MATERIAL PROVIDED >>
-------

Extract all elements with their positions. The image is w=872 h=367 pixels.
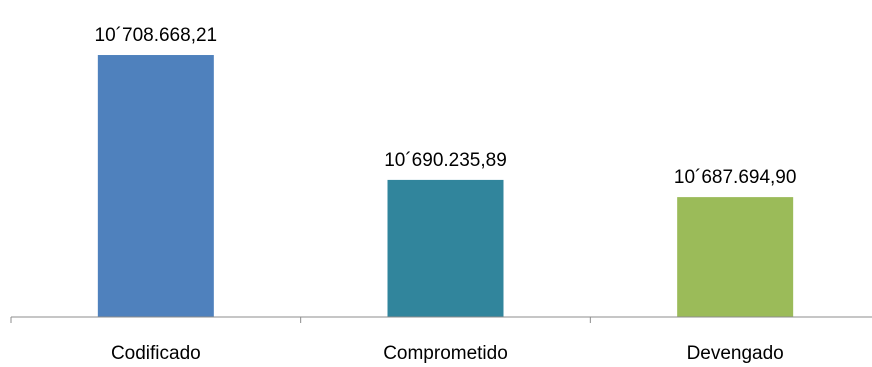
bar-comprometido	[387, 179, 504, 317]
category-label-devengado: Devengado	[687, 343, 784, 364]
data-label-codificado: 10´708.668,21	[95, 25, 218, 46]
value-labels-group: 10´708.668,21 10´690.235,89 10´687.694,90	[95, 25, 797, 188]
category-labels-group: Codificado Comprometido Devengado	[111, 343, 784, 364]
data-label-comprometido: 10´690.235,89	[384, 150, 507, 171]
bars-group	[97, 55, 794, 317]
bar-codificado	[97, 55, 214, 317]
category-label-comprometido: Comprometido	[383, 343, 508, 364]
category-label-codificado: Codificado	[111, 343, 201, 364]
bar-devengado	[677, 197, 794, 317]
data-label-devengado: 10´687.694,90	[674, 167, 797, 188]
x-axis-ticks	[10, 317, 591, 323]
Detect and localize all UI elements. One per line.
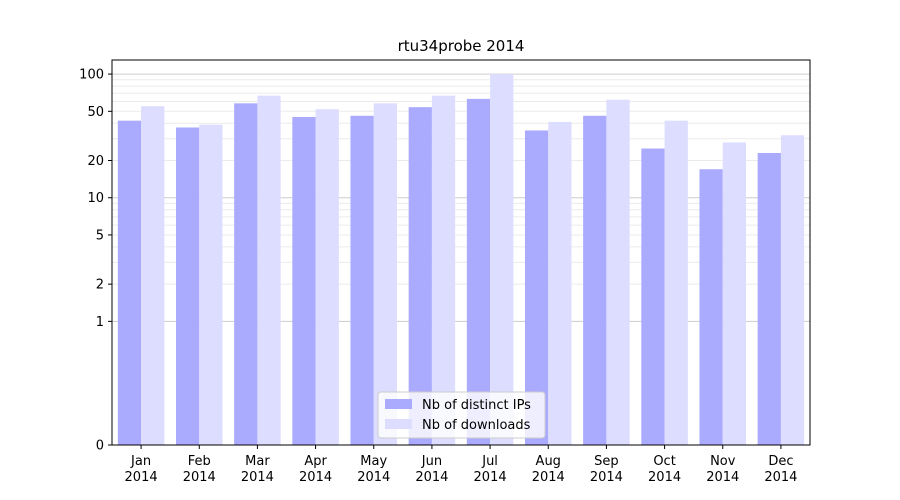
bar-mar-series-2 <box>257 95 281 445</box>
legend-swatch <box>385 419 412 429</box>
legend-box <box>377 391 546 439</box>
y-tick-label: 100 <box>79 68 104 83</box>
axes <box>111 59 811 446</box>
bar-oct-series-1 <box>641 148 665 445</box>
bars <box>117 74 805 446</box>
bar-jan-series-2 <box>141 106 165 445</box>
x-tick-label: Apr 2014 <box>299 454 332 485</box>
bar-nov-series-2 <box>722 142 747 445</box>
bar-dec-series-1 <box>757 153 781 445</box>
bar-jun-series-1 <box>408 107 432 445</box>
minor-gridlines <box>112 79 810 285</box>
y-tick-label: 1 <box>96 315 104 330</box>
x-tick-label: May 2014 <box>357 454 390 485</box>
y-tick-label: 10 <box>87 191 104 206</box>
bar-feb-series-1 <box>175 127 200 446</box>
y-tick-label: 0 <box>96 439 104 454</box>
legend-label: Nb of distinct IPs <box>422 398 531 413</box>
x-tick-label: Oct 2014 <box>648 454 681 485</box>
bar-mar-series-1 <box>234 103 258 445</box>
bar-apr-series-1 <box>292 116 316 445</box>
bar-dec-series-2 <box>780 135 805 445</box>
bar-nov-series-1 <box>699 169 723 445</box>
legend-swatch <box>385 399 412 409</box>
bar-feb-series-2 <box>199 124 223 445</box>
x-tick-label: Jun 2014 <box>415 454 448 485</box>
x-tick-label: Dec 2014 <box>764 454 797 485</box>
bar-jul-series-1 <box>466 98 491 445</box>
bar-sep-series-2 <box>606 99 630 445</box>
chart-title: rtu34probe 2014 <box>398 37 525 55</box>
y-tick-label: 2 <box>96 278 104 293</box>
x-tick-label: Jul 2014 <box>474 454 507 485</box>
bar-may-series-2 <box>373 103 398 445</box>
x-tick-label: Nov 2014 <box>706 454 739 485</box>
bar-sep-series-1 <box>583 115 607 446</box>
x-tick-label: Aug 2014 <box>532 454 565 485</box>
bar-jun-series-2 <box>431 95 456 445</box>
y-tick-label: 20 <box>87 154 104 169</box>
bar-may-series-1 <box>350 115 374 446</box>
y-tick-label: 5 <box>96 228 104 243</box>
legend: Nb of distinct IPs Nb of downloads <box>377 391 546 439</box>
bar-apr-series-2 <box>315 109 339 445</box>
y-tick-label: 50 <box>87 105 104 120</box>
x-tick-label: Jan 2014 <box>125 454 158 485</box>
x-axis-ticks: Jan 2014 Feb 2014 Mar 2014 Apr 2014 May 2014 Jun 20… <box>125 445 797 485</box>
bar-aug-series-2 <box>548 121 572 445</box>
bar-oct-series-2 <box>664 120 688 446</box>
bar-jul-series-2 <box>490 74 514 446</box>
bar-jan-series-1 <box>117 120 142 446</box>
bar-aug-series-1 <box>524 130 549 445</box>
x-tick-label: Feb 2014 <box>183 454 216 485</box>
y-axis-ticks: 0 1 2 5 10 20 50 100 <box>79 68 112 454</box>
legend-label: Nb of downloads <box>422 418 531 433</box>
plot-frame <box>111 59 811 446</box>
major-gridlines <box>112 73 810 322</box>
x-tick-label: Mar 2014 <box>241 454 274 485</box>
x-tick-label: Sep 2014 <box>590 454 623 485</box>
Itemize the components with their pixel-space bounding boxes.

-------

Copy out the lines of the entries above without any change, from the line with "179, 504, 317]" to the line with "55, 214, 317]", including both of those lines.

bar-comprometido	[387, 179, 504, 317]
category-label-devengado: Devengado	[687, 343, 784, 364]
data-label-codificado: 10´708.668,21	[95, 25, 218, 46]
value-labels-group: 10´708.668,21 10´690.235,89 10´687.694,90	[95, 25, 797, 188]
category-labels-group: Codificado Comprometido Devengado	[111, 343, 784, 364]
data-label-comprometido: 10´690.235,89	[384, 150, 507, 171]
bars-group	[97, 55, 794, 317]
bar-codificado	[97, 55, 214, 317]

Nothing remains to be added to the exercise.